(WORK INSTRUCTIONS) Rewrite the lines below as a numbered list, taking only the stretch from the line containing "y2-tick-label: 20: [858, 459, 882, 481]" through the line containing "y-tick-label: 60: [194, 199, 218, 221]" and skipping any blank lines.

===== INPUT =====

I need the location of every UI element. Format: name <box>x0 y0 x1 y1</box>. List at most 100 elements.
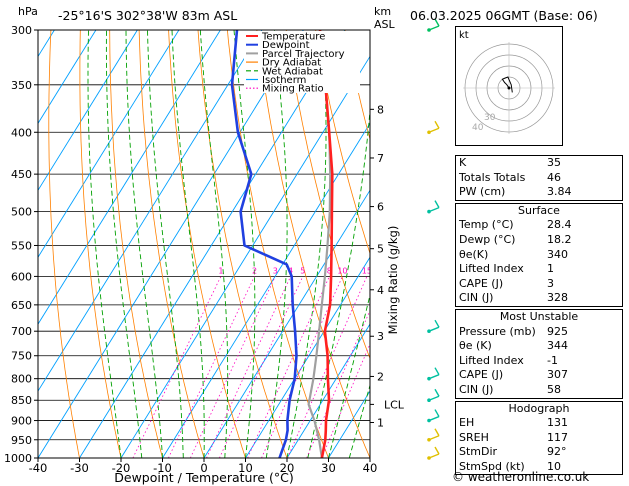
temperature-tick-label: 0 <box>200 461 207 475</box>
mixing-ratio-label: 8 <box>327 266 332 275</box>
most-unstable-value: 344 <box>547 339 568 353</box>
temperature-tick-label: 40 <box>363 461 378 475</box>
hodograph-value: 117 <box>547 430 568 444</box>
surface-title: Surface <box>518 203 560 217</box>
wet-adiabat <box>328 293 370 458</box>
asl-label: ASL <box>374 18 395 31</box>
pressure-tick-label: 300 <box>11 24 32 37</box>
isotherm-line <box>38 30 138 192</box>
dry-adiabat <box>285 30 370 360</box>
isotherm-line <box>79 30 346 458</box>
pressure-tick-label: 1000 <box>4 452 32 465</box>
hodograph-ring-label: 30 <box>484 113 496 123</box>
dry-adiabat <box>256 30 370 458</box>
temperature-tick-label: -20 <box>112 461 131 475</box>
wind-barb-flag <box>434 388 440 397</box>
wet-adiabat <box>286 30 327 458</box>
surface-value: 340 <box>547 247 568 261</box>
legend-item: Dry Adiabat <box>262 58 321 69</box>
surface-row: Temp (°C) 28.4 <box>456 218 622 233</box>
mixing-ratio-line <box>132 276 222 458</box>
pressure-tick-label: 450 <box>11 168 32 181</box>
most-unstable-value: 307 <box>547 368 568 382</box>
surface-label: Temp (°C) <box>459 218 514 232</box>
isotherm-line <box>162 122 370 458</box>
hodograph-ring-label: 40 <box>472 123 484 133</box>
pressure-tick-label: 800 <box>11 373 32 386</box>
surface-row: Lifted Index 1 <box>456 262 622 277</box>
most-unstable-label: CAPE (J) <box>459 368 504 382</box>
hodograph-row: StmSpd (kt) 10 <box>456 460 622 475</box>
wet-adiabat <box>199 30 229 458</box>
km-label: km <box>374 5 392 18</box>
hodograph-label: EH <box>459 416 475 430</box>
hodograph-value: 92° <box>547 445 567 459</box>
isotherm-line <box>38 30 221 326</box>
most-unstable-box: Most Unstable Pressure (mb) 925 θe (K) 344 L… <box>455 308 623 399</box>
mixing-ratio-label: 5 <box>300 266 305 275</box>
pressure-tick-label: 700 <box>11 325 32 338</box>
legend-item: Isotherm <box>262 75 306 86</box>
index-row: PW (cm) 3.84 <box>456 185 622 200</box>
mixing-ratio-label: 15 <box>362 266 372 275</box>
temperature-tick-label: -30 <box>70 461 89 475</box>
wet-adiabat <box>105 30 143 458</box>
km-tick-label: 2 <box>377 370 384 383</box>
plot-area: 1 2 3 4 5 8 10 15 20 25 <box>38 30 372 458</box>
most-unstable-value: 58 <box>547 382 561 396</box>
legend-item: Mixing Ratio <box>262 84 324 95</box>
isotherm-line <box>245 256 370 458</box>
surface-label: CIN (J) <box>459 291 494 305</box>
wet-adiabat <box>125 30 163 458</box>
surface-row: CAPE (J) 3 <box>456 277 622 292</box>
wind-barb-flag <box>434 319 440 328</box>
km-tick-label: 7 <box>377 152 384 165</box>
isotherm-line <box>120 55 370 458</box>
most-unstable-row: CIN (J) 58 <box>456 383 622 398</box>
temperature-profile <box>318 30 334 458</box>
wind-barb-base <box>427 209 431 214</box>
mixing-ratio-line <box>219 276 304 458</box>
wind-barb-base <box>427 130 431 135</box>
dry-adiabat <box>138 30 205 458</box>
surface-value: 3 <box>547 276 554 290</box>
mixing-ratio-label: 2 <box>252 266 257 275</box>
index-value: 35 <box>547 156 561 169</box>
mixing-ratio-axis-label: Mixing Ratio (g/kg) <box>386 226 400 335</box>
most-unstable-row: Lifted Index -1 <box>456 354 622 369</box>
hodograph-title: Hodograph <box>508 401 570 415</box>
mixing-ratio-label: 10 <box>337 266 347 275</box>
most-unstable-title: Most Unstable <box>499 309 579 323</box>
pressure-tick-label: 350 <box>11 79 32 92</box>
temperature-tick-label: -40 <box>29 461 48 475</box>
wind-barb-base <box>427 418 431 423</box>
hodograph-box: Hodograph EH 131 SREH 117 StmDir 92° StmSpd (k… <box>455 400 623 476</box>
x-axis-label: Dewpoint / Temperature (°C) <box>114 470 293 485</box>
isotherm-line <box>38 30 180 259</box>
legend-item: Dewpoint <box>262 40 310 51</box>
hodograph-label: SREH <box>459 430 489 444</box>
dry-adiabat <box>109 30 163 458</box>
surface-value: 1 <box>547 262 554 276</box>
wind-barb-base <box>427 456 431 460</box>
index-value: 46 <box>547 170 561 184</box>
wind-barb-flag <box>434 18 440 27</box>
isotherm-line <box>203 189 370 458</box>
km-tick-label: 1 <box>377 417 384 430</box>
hodograph-value: 131 <box>547 416 568 430</box>
most-unstable-label: Pressure (mb) <box>459 324 536 338</box>
wind-barb-flag <box>434 428 440 437</box>
most-unstable-value: 925 <box>547 324 568 338</box>
surface-box: Surface Temp (°C) 28.4 Dewp (°C) 18.2 θe(K) 3… <box>455 202 623 307</box>
dewpoint-profile <box>230 30 298 458</box>
most-unstable-value: -1 <box>547 353 558 367</box>
pressure-tick-label: 400 <box>11 126 32 139</box>
wind-barb-flag <box>434 367 440 376</box>
hodograph-kt-label: kt <box>459 30 469 41</box>
hodograph-row: StmDir 92° <box>456 445 622 460</box>
mixing-ratio-label: 3 <box>273 266 278 275</box>
wet-adiabat <box>171 30 205 458</box>
temperature-tick-label: 10 <box>238 461 253 475</box>
hodograph-label: StmDir <box>459 445 498 459</box>
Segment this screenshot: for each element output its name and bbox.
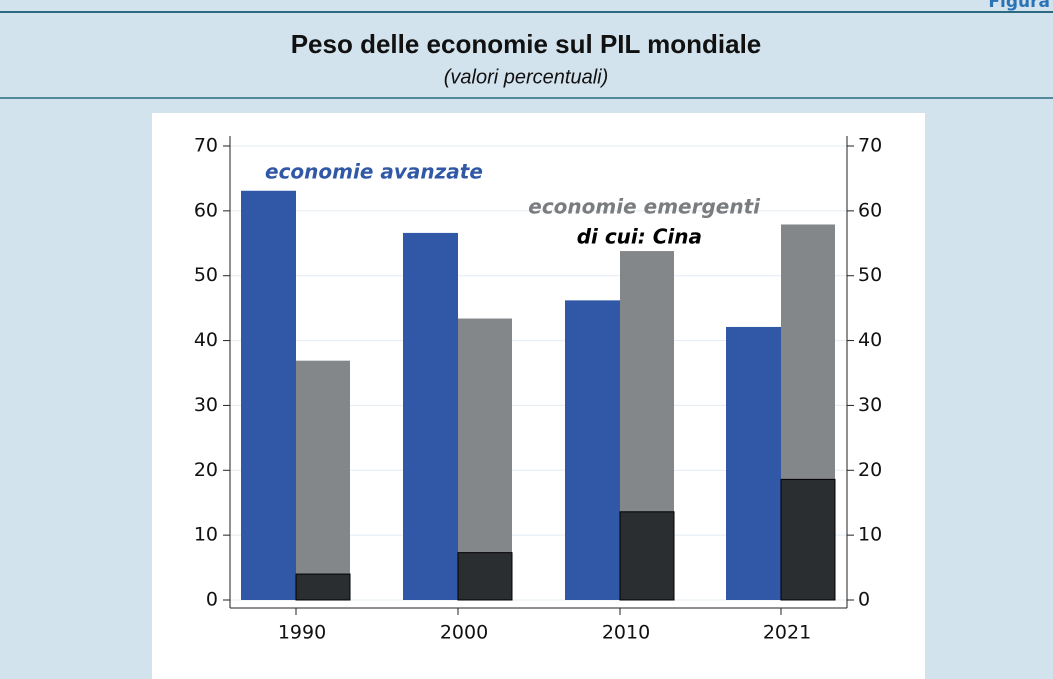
y2-tick-label: 20: [858, 459, 882, 481]
bar: [726, 326, 781, 600]
bar: [296, 360, 350, 600]
chart-title: Peso delle economie sul PIL mondiale: [291, 29, 762, 59]
y2-tick-label: 40: [858, 329, 882, 351]
chart-subtitle: (valori percentuali): [444, 66, 609, 88]
y-tick-label: 20: [194, 459, 218, 481]
series-label: economie avanzate: [265, 160, 483, 184]
y2-tick-label: 10: [858, 524, 882, 546]
bar: [241, 190, 296, 600]
series-label: di cui: Cina: [577, 225, 702, 249]
y2-tick-label: 60: [858, 199, 882, 221]
y2-tick-label: 70: [858, 135, 882, 157]
y-tick-label: 70: [194, 135, 218, 157]
y-tick-label: 40: [194, 329, 218, 351]
y2-tick-label: 30: [858, 394, 882, 416]
y-tick-label: 30: [194, 394, 218, 416]
series-label: economie emergenti: [528, 195, 761, 219]
y-tick-label: 60: [194, 199, 218, 221]
figure-label: Figura: [988, 0, 1050, 12]
bar: [619, 511, 675, 601]
x-tick-label: 1990: [278, 622, 326, 644]
bar: [295, 573, 351, 601]
bar: [780, 478, 836, 601]
bar: [565, 300, 620, 600]
y2-tick-label: 0: [858, 589, 870, 611]
y-tick-label: 0: [206, 589, 218, 611]
y2-tick-label: 50: [858, 264, 882, 286]
x-tick-label: 2000: [440, 622, 488, 644]
bar: [457, 552, 513, 601]
bar: [403, 232, 458, 600]
y-tick-label: 10: [194, 524, 218, 546]
x-tick-label: 2021: [763, 622, 811, 644]
y-tick-label: 50: [194, 264, 218, 286]
x-tick-label: 2010: [602, 622, 650, 644]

=====

(REPLY)
1. y2-tick-label: 20: [858, 459, 882, 481]
2. bar: [726, 326, 781, 600]
3. bar: [296, 360, 350, 600]
4. chart-title: Peso delle economie sul PIL mondiale: [291, 29, 762, 59]
5. y2-tick-label: 40: [858, 329, 882, 351]
6. chart-subtitle: (valori percentuali): [444, 66, 609, 88]
7. y-tick-label: 20: [194, 459, 218, 481]
8. series-label: economie avanzate: [265, 160, 483, 184]
9. y2-tick-label: 10: [858, 524, 882, 546]
10. bar: [241, 190, 296, 600]
11. series-label: di cui: Cina: [577, 225, 702, 249]
12. y2-tick-label: 60: [858, 199, 882, 221]
13. y2-tick-label: 70: [858, 135, 882, 157]
14. y-tick-label: 70: [194, 135, 218, 157]
15. y-tick-label: 40: [194, 329, 218, 351]
16. y2-tick-label: 30: [858, 394, 882, 416]
17. y-tick-label: 30: [194, 394, 218, 416]
18. series-label: economie emergenti: [528, 195, 761, 219]
19. y-tick-label: 60: [194, 199, 218, 221]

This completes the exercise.